• _DIRECTION_: Pick out all lines in the listing holding the string "EXISTING" and copy them.
***
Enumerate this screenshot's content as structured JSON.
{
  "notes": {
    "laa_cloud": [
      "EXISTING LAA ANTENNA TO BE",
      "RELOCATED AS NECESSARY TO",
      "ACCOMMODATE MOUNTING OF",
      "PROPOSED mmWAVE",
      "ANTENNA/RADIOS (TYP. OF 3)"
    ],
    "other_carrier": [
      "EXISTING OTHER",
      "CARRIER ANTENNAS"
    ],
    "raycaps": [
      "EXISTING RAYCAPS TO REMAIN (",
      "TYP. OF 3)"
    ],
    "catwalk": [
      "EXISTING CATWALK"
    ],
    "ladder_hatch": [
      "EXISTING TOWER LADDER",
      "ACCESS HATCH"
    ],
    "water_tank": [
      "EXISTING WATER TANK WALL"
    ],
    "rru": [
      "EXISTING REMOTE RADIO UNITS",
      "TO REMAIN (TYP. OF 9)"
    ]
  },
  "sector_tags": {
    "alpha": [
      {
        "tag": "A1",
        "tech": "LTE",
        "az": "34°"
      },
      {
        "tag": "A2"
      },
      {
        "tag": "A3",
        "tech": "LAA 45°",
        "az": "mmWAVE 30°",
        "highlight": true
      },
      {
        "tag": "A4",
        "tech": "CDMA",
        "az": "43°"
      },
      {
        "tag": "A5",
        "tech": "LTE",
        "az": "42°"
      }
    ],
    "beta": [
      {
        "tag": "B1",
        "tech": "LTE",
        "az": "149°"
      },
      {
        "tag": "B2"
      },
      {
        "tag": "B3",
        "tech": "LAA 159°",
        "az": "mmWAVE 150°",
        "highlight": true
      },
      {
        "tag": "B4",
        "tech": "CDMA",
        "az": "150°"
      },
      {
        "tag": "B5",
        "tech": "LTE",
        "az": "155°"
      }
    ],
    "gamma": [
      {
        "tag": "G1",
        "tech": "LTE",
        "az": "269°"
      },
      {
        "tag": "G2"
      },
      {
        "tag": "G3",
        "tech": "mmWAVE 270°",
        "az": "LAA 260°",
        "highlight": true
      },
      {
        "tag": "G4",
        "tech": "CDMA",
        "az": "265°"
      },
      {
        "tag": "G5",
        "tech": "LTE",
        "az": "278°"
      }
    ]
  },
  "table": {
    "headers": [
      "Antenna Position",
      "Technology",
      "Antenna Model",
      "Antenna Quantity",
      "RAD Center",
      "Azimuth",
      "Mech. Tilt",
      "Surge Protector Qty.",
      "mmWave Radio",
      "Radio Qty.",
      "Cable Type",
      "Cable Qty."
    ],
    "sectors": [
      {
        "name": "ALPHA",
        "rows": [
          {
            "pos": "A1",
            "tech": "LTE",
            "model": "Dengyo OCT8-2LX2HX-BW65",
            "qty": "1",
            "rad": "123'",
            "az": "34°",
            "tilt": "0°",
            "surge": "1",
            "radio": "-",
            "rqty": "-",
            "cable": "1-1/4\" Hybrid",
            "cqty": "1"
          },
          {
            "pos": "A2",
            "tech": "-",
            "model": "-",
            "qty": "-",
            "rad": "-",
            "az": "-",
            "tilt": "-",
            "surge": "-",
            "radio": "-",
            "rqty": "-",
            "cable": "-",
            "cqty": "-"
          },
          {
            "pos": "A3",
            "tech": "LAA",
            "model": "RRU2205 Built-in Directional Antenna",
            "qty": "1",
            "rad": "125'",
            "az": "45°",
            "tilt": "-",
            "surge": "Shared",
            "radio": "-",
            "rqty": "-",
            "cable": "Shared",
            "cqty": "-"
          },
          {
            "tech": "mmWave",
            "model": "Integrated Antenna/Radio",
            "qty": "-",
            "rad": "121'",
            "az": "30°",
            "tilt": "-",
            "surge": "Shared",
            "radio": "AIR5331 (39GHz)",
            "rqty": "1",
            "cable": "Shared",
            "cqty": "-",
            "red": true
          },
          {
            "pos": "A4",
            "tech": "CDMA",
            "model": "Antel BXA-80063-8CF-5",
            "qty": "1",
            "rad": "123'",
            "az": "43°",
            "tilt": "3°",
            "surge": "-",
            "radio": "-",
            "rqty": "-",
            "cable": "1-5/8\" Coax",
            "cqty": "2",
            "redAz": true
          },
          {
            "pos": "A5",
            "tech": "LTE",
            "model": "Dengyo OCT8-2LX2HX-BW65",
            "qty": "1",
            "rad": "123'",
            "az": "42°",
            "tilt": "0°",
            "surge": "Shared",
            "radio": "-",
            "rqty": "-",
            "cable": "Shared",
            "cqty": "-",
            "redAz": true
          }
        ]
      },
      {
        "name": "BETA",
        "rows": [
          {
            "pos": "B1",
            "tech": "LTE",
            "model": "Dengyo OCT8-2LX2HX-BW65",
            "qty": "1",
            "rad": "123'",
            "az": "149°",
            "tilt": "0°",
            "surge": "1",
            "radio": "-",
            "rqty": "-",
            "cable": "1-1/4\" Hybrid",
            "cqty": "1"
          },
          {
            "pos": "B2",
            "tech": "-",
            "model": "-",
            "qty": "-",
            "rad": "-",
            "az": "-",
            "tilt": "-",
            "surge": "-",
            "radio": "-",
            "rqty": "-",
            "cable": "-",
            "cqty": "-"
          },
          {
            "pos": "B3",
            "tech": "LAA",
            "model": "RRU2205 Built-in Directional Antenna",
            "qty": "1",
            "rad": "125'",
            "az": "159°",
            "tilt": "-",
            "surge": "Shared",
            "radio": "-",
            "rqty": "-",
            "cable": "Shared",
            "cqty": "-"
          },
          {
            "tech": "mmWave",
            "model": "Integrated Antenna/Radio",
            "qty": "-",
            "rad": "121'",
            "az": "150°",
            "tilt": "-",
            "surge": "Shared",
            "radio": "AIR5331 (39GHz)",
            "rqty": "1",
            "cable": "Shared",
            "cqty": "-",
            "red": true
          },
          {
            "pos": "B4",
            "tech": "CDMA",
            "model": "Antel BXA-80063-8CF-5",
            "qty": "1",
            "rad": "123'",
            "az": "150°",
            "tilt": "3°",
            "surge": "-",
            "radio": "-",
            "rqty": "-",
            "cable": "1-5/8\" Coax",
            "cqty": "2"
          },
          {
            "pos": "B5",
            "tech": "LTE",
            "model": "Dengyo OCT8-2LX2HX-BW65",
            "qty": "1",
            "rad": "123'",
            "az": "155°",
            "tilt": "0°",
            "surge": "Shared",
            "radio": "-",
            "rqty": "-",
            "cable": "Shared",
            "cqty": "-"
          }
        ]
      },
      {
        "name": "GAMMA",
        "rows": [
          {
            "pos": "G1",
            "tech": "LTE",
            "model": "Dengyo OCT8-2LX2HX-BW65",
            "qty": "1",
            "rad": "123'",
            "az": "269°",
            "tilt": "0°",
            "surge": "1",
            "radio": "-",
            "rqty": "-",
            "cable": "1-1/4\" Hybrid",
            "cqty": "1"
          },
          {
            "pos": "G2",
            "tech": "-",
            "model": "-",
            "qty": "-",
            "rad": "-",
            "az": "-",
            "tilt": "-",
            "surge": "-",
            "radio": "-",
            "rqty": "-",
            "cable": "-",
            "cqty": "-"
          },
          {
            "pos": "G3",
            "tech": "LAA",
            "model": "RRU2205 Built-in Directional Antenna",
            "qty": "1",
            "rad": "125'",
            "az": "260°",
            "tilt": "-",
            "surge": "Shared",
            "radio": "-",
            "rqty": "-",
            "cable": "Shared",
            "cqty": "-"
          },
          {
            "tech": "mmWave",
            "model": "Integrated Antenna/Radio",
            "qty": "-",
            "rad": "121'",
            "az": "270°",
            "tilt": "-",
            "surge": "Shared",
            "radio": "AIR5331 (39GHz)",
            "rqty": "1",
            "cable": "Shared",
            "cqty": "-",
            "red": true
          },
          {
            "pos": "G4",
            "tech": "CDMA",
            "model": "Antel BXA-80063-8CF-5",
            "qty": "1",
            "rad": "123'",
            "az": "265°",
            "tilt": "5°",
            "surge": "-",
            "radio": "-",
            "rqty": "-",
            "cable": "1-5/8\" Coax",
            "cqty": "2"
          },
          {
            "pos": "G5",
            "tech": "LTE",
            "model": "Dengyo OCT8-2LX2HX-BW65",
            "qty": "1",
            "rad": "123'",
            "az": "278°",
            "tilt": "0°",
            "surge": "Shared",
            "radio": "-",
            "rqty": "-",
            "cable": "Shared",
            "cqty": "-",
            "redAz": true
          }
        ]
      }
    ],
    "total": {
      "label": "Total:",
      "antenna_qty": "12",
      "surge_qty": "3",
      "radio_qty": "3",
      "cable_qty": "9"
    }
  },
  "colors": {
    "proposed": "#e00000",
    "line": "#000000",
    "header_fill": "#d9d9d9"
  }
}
***
• _OUTPUT OF THE EXERCISE_:
      "EXISTING LAA ANTENNA TO BE",
      "EXISTING OTHER",
      "EXISTING RAYCAPS TO REMAIN (",
      "EXISTING CATWALK"
      "EXISTING TOWER LADDER",
      "EXISTING WATER TANK WALL"
      "EXISTING REMOTE RADIO UNITS",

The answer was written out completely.